Given information:
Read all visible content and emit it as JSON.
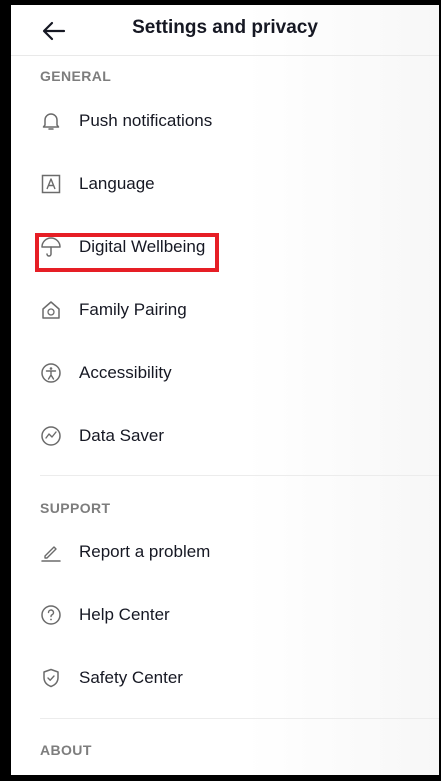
{
  "header": {
    "title": "Settings and privacy",
    "back_icon": "arrow-left-icon"
  },
  "sections": {
    "general": {
      "title": "GENERAL",
      "items": [
        {
          "label": "Push notifications",
          "icon": "bell-icon"
        },
        {
          "label": "Language",
          "icon": "language-icon"
        },
        {
          "label": "Digital Wellbeing",
          "icon": "umbrella-icon",
          "highlighted": true
        },
        {
          "label": "Family Pairing",
          "icon": "family-house-icon"
        },
        {
          "label": "Accessibility",
          "icon": "accessibility-icon"
        },
        {
          "label": "Data Saver",
          "icon": "data-saver-icon"
        }
      ]
    },
    "support": {
      "title": "SUPPORT",
      "items": [
        {
          "label": "Report a problem",
          "icon": "pencil-icon"
        },
        {
          "label": "Help Center",
          "icon": "question-icon"
        },
        {
          "label": "Safety Center",
          "icon": "shield-icon"
        }
      ]
    },
    "about": {
      "title": "ABOUT"
    }
  },
  "colors": {
    "text": "#161823",
    "section": "#7d7d7d",
    "icon": "#6b6b6b",
    "highlight": "#e61e25"
  }
}
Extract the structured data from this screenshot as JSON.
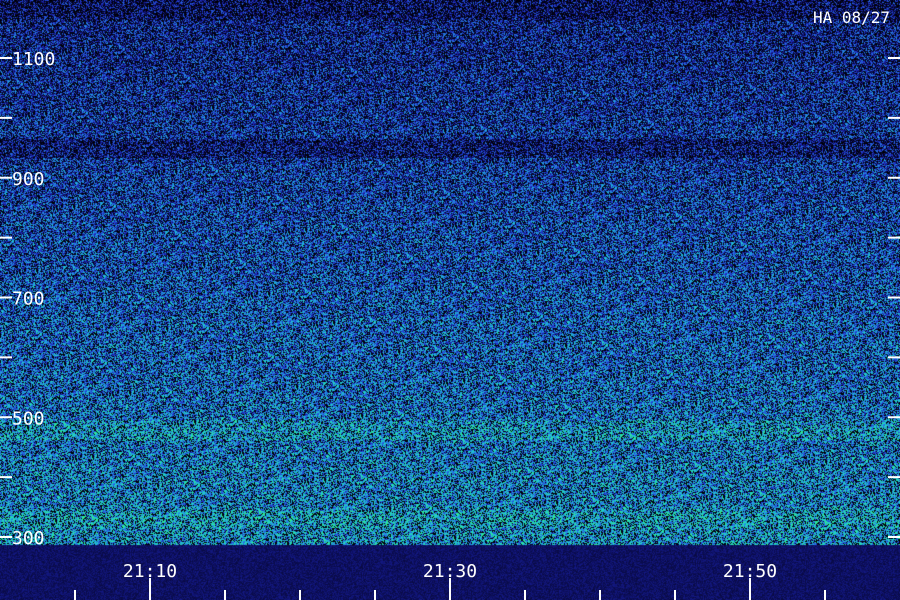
{
  "chart_data": {
    "type": "heatmap",
    "station_label": "HA 08/27",
    "y_axis": {
      "range": [
        300,
        1150
      ],
      "tick_labels": [
        "1100",
        "900",
        "700",
        "500",
        "300"
      ],
      "tick_values": [
        1100,
        900,
        700,
        500,
        300
      ],
      "minor_tick_values": [
        1000,
        800,
        600,
        400
      ]
    },
    "x_axis": {
      "range": [
        "21:02",
        "21:59"
      ],
      "tick_labels": [
        "21:10",
        "21:30",
        "21:50"
      ],
      "tick_values": [
        "21:10",
        "21:30",
        "21:50"
      ],
      "minor_tick_values": [
        "21:05",
        "21:15",
        "21:20",
        "21:25",
        "21:35",
        "21:40",
        "21:45",
        "21:55"
      ]
    },
    "colormap": [
      "#0a0c4a",
      "#1a20b0",
      "#2a60e0",
      "#20a0e0",
      "#20d8c0",
      "#30f080"
    ],
    "grid": false,
    "legend": "none"
  }
}
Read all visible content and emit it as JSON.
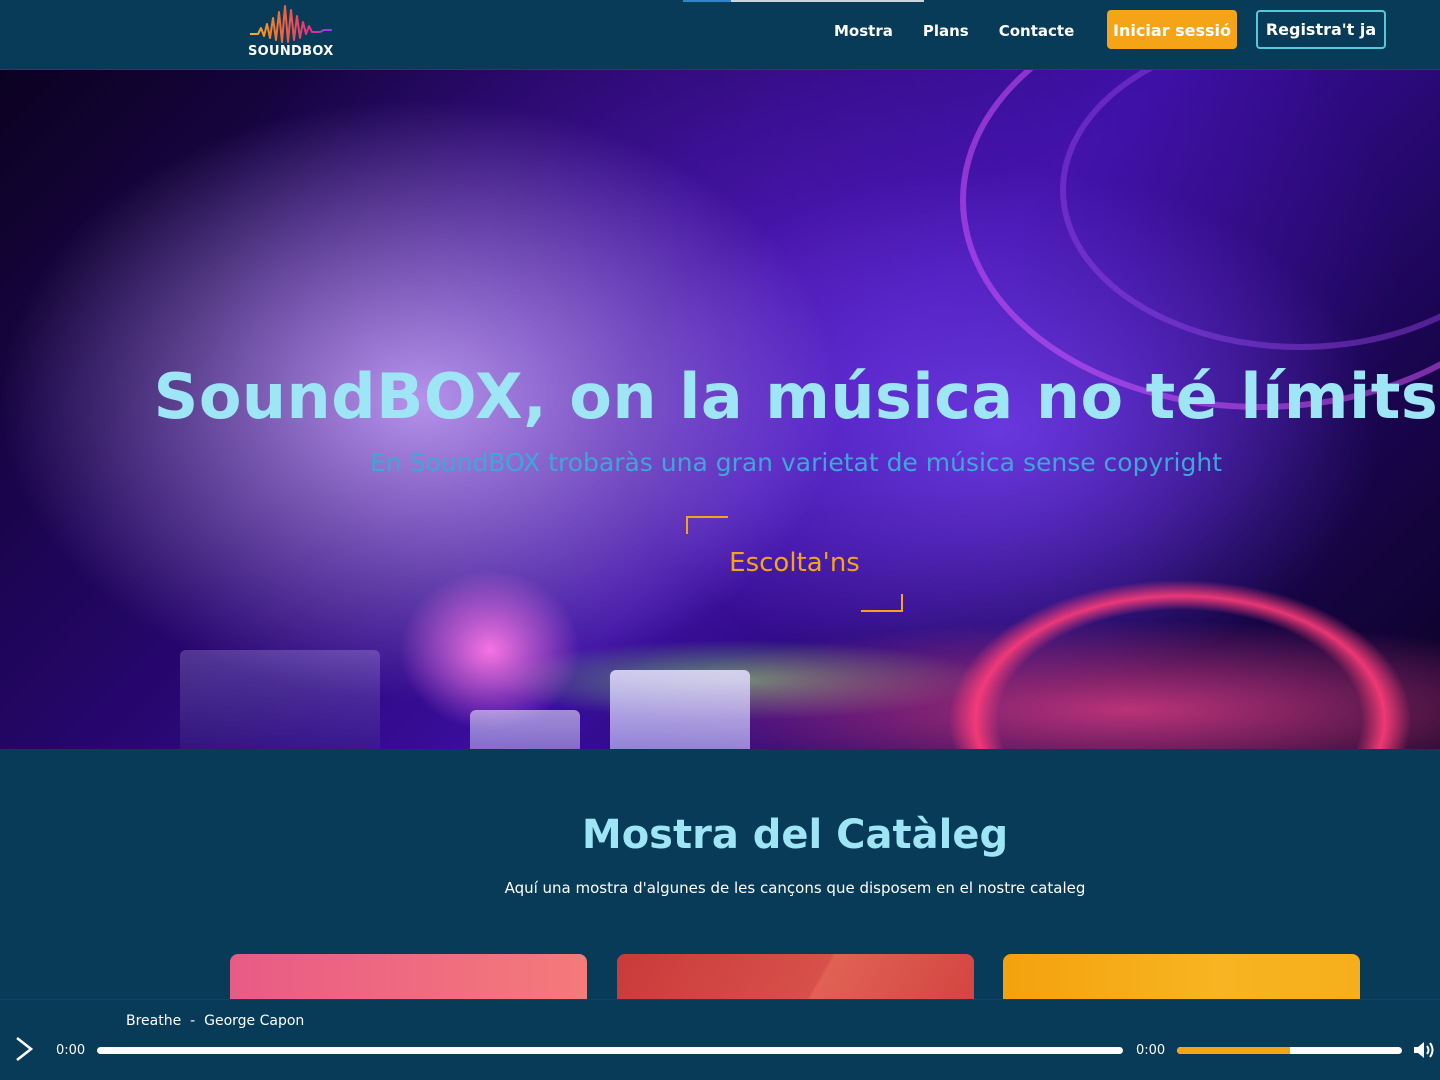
{
  "brand": {
    "name": "SOUNDBOX",
    "colors": {
      "primary_bg": "#073b58",
      "accent_orange": "#f4a416",
      "accent_cyan": "#9ee6f5",
      "register_border": "#59c7d8"
    }
  },
  "nav": {
    "links": [
      "Mostra",
      "Plans",
      "Contacte"
    ],
    "login_label": "Iniciar sessió",
    "register_label": "Registra't ja"
  },
  "hero": {
    "title": "SoundBOX, on la música no té límits",
    "subtitle": "En SoundBOX trobaràs una gran varietat de música sense copyright",
    "cta_label": "Escolta'ns"
  },
  "catalog": {
    "title": "Mostra del Catàleg",
    "description": "Aquí una mostra d'algunes de les cançons que disposem en el nostre cataleg",
    "cards": [
      {
        "color": "#e85b86"
      },
      {
        "color": "#d3433f"
      },
      {
        "color": "#f3a20d"
      }
    ]
  },
  "player": {
    "track_title": "Breathe",
    "separator": "-",
    "artist": "George Capon",
    "current_time": "0:00",
    "duration": "0:00",
    "progress": 0,
    "volume": 0.5,
    "icons": {
      "play": "play-icon",
      "volume": "volume-icon"
    }
  }
}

Description of the task: Tally the lines above containing "Center". Answer with the count only.

Result: 2